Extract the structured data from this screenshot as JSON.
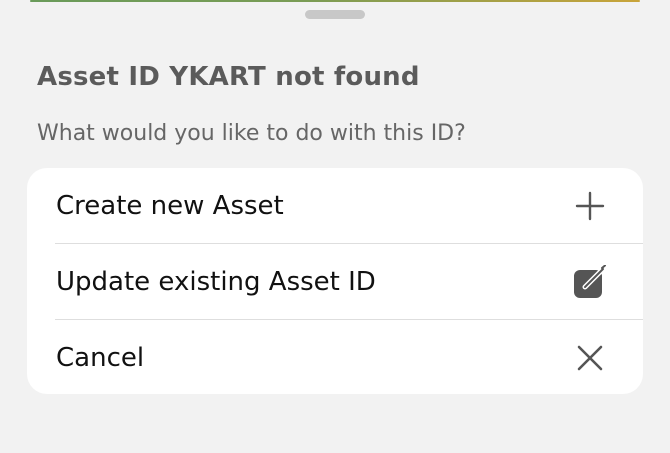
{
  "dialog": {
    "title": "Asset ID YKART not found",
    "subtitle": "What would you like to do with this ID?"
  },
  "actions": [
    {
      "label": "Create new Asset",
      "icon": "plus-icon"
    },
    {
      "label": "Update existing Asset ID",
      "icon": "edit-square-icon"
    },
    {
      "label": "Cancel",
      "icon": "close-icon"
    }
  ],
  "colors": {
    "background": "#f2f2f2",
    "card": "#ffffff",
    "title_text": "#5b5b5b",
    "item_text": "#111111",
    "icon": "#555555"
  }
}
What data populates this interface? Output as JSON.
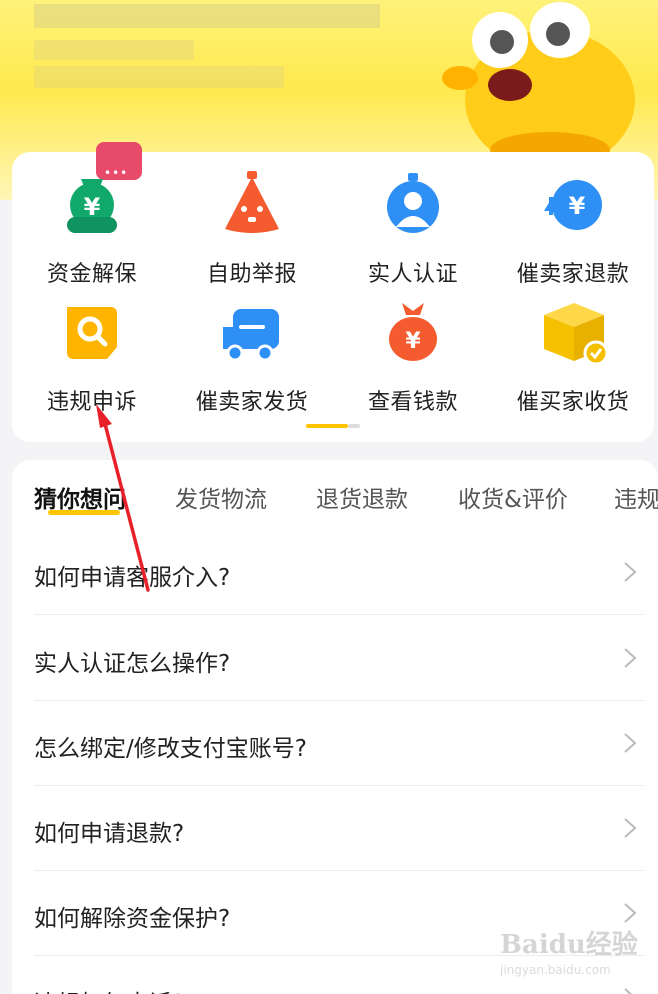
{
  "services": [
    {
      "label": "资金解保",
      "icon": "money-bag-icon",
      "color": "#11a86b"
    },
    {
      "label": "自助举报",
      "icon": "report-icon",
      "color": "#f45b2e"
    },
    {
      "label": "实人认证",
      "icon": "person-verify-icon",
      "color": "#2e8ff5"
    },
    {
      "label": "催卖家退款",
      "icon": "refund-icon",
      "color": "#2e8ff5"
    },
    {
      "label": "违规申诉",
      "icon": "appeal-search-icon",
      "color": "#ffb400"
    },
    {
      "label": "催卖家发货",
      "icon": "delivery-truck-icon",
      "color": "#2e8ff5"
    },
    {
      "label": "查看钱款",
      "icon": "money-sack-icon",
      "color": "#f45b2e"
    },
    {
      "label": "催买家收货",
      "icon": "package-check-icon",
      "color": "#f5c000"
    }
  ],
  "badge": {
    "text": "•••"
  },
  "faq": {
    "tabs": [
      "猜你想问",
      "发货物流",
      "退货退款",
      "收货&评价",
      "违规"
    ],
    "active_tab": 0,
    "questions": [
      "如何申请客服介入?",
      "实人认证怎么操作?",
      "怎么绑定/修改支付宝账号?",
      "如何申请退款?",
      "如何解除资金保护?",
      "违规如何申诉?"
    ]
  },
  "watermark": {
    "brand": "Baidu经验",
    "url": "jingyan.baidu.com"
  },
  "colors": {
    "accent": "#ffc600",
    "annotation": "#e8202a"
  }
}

===============

*Work to complete:*
Reproduce the listing exactly. Leave its pictures out.

*Answer for the task:*
Extract the structured data from this screenshot as JSON.
{
  "dialog": {
    "title": "Asset ID YKART not found",
    "subtitle": "What would you like to do with this ID?"
  },
  "actions": [
    {
      "label": "Create new Asset",
      "icon": "plus-icon"
    },
    {
      "label": "Update existing Asset ID",
      "icon": "edit-square-icon"
    },
    {
      "label": "Cancel",
      "icon": "close-icon"
    }
  ],
  "colors": {
    "background": "#f2f2f2",
    "card": "#ffffff",
    "title_text": "#5b5b5b",
    "item_text": "#111111",
    "icon": "#555555"
  }
}
What data populates this interface? Output as JSON.
{
  "services": [
    {
      "label": "资金解保",
      "icon": "money-bag-icon",
      "color": "#11a86b"
    },
    {
      "label": "自助举报",
      "icon": "report-icon",
      "color": "#f45b2e"
    },
    {
      "label": "实人认证",
      "icon": "person-verify-icon",
      "color": "#2e8ff5"
    },
    {
      "label": "催卖家退款",
      "icon": "refund-icon",
      "color": "#2e8ff5"
    },
    {
      "label": "违规申诉",
      "icon": "appeal-search-icon",
      "color": "#ffb400"
    },
    {
      "label": "催卖家发货",
      "icon": "delivery-truck-icon",
      "color": "#2e8ff5"
    },
    {
      "label": "查看钱款",
      "icon": "money-sack-icon",
      "color": "#f45b2e"
    },
    {
      "label": "催买家收货",
      "icon": "package-check-icon",
      "color": "#f5c000"
    }
  ],
  "badge": {
    "text": "•••"
  },
  "faq": {
    "tabs": [
      "猜你想问",
      "发货物流",
      "退货退款",
      "收货&评价",
      "违规"
    ],
    "active_tab": 0,
    "questions": [
      "如何申请客服介入?",
      "实人认证怎么操作?",
      "怎么绑定/修改支付宝账号?",
      "如何申请退款?",
      "如何解除资金保护?",
      "违规如何申诉?"
    ]
  },
  "watermark": {
    "brand": "Baidu经验",
    "url": "jingyan.baidu.com"
  },
  "colors": {
    "accent": "#ffc600",
    "annotation": "#e8202a"
  }
}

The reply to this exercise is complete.